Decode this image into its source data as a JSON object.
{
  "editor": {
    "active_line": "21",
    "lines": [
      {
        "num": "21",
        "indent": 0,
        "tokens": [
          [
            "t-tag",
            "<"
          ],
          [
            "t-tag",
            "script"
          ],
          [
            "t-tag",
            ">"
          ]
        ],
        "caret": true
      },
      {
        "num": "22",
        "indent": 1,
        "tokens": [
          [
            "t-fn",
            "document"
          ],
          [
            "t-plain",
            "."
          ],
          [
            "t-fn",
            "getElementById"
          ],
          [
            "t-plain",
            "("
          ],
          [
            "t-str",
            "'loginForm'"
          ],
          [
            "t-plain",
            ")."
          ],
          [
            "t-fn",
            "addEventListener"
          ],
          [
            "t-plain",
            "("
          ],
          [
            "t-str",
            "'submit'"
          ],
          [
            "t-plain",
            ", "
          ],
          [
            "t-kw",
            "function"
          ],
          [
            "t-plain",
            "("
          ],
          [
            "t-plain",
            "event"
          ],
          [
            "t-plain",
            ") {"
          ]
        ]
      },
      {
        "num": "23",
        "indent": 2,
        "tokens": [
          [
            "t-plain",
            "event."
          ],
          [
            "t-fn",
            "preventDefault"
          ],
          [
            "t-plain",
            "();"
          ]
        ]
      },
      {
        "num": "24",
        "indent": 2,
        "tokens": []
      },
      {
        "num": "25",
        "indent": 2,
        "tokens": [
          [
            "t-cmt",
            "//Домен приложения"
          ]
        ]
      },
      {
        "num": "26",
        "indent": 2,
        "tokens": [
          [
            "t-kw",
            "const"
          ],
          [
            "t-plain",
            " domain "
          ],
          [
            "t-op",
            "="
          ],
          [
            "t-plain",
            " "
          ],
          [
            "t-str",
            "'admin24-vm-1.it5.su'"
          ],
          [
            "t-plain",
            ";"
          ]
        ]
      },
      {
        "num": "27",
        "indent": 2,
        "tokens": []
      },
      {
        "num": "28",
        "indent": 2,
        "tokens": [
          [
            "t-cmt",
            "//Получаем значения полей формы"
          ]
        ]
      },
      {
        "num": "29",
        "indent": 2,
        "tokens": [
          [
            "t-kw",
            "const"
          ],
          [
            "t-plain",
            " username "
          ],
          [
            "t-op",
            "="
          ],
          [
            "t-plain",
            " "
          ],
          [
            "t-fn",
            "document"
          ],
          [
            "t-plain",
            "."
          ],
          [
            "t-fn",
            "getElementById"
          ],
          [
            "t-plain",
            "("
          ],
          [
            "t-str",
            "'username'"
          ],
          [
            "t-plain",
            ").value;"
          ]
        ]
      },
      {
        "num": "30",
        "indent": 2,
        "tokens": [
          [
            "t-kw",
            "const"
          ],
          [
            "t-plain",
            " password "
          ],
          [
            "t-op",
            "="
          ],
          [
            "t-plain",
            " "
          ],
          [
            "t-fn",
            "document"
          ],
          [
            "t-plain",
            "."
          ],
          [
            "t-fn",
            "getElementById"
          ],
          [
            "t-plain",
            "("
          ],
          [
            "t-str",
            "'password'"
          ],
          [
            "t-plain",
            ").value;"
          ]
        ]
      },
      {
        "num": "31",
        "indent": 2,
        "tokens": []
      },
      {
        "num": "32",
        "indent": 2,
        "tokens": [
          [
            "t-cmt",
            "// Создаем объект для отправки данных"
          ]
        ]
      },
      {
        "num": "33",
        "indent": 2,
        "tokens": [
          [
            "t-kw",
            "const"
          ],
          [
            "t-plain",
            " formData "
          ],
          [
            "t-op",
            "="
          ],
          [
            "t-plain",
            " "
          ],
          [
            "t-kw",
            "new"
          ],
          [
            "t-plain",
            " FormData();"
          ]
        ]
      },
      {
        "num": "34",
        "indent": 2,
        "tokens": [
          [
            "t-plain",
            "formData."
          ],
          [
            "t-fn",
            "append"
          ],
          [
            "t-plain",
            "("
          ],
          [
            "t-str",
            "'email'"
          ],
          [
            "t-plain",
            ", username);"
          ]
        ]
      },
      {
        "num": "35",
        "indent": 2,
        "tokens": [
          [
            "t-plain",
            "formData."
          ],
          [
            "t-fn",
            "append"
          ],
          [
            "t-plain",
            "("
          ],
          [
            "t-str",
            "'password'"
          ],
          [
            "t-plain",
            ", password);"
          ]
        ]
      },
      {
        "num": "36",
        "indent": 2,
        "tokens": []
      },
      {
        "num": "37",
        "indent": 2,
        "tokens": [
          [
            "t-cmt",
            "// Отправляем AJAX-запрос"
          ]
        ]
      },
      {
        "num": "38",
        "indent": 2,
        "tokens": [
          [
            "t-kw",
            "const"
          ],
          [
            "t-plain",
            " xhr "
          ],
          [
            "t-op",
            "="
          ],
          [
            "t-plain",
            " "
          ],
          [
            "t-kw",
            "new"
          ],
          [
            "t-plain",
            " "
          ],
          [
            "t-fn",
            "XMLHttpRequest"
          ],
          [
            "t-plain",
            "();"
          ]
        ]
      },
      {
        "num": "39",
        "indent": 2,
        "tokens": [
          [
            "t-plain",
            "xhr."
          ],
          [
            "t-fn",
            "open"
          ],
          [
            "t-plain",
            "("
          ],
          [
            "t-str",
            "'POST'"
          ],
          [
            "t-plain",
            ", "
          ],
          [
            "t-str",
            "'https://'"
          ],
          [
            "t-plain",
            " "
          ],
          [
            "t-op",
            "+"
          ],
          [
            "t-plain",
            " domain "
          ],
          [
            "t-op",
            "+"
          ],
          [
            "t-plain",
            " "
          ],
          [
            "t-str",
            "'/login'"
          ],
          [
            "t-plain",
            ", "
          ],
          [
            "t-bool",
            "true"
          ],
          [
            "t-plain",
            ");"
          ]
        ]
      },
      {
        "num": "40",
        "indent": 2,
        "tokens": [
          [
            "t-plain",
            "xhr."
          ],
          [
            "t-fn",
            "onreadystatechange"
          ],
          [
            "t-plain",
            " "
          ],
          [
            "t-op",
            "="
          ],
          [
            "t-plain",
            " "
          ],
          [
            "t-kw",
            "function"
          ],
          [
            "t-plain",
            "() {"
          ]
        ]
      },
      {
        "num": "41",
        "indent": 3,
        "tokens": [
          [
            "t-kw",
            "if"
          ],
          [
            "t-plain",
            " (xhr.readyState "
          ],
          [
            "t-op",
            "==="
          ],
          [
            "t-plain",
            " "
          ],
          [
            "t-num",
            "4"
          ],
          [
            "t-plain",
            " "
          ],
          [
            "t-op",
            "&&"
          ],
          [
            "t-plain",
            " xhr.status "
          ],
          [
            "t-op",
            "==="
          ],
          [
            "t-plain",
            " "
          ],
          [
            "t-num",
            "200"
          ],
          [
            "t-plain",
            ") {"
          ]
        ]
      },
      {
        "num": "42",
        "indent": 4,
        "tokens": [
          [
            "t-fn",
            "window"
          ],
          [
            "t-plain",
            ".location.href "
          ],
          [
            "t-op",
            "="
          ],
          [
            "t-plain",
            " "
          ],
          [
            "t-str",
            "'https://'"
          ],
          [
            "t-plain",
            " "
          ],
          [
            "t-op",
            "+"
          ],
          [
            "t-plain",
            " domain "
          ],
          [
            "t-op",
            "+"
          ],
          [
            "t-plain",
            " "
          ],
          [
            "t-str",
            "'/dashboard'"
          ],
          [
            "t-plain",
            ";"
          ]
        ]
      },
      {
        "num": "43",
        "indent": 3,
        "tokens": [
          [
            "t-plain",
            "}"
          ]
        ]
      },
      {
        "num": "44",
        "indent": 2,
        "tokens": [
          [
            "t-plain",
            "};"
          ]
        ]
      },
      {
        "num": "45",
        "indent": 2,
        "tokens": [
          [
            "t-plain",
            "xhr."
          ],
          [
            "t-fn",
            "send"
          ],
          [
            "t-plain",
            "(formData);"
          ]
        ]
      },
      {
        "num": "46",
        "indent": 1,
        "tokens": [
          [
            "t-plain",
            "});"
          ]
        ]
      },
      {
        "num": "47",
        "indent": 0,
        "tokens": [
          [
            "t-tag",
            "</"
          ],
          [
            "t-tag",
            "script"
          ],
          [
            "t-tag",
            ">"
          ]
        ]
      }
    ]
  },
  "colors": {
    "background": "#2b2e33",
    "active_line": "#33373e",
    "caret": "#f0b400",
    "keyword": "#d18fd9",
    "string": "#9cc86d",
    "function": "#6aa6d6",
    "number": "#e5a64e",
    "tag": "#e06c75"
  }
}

AIM - Say how many lines contain the string "password", giving nothing but the count.

ANSWER TO THE PROBLEM - 4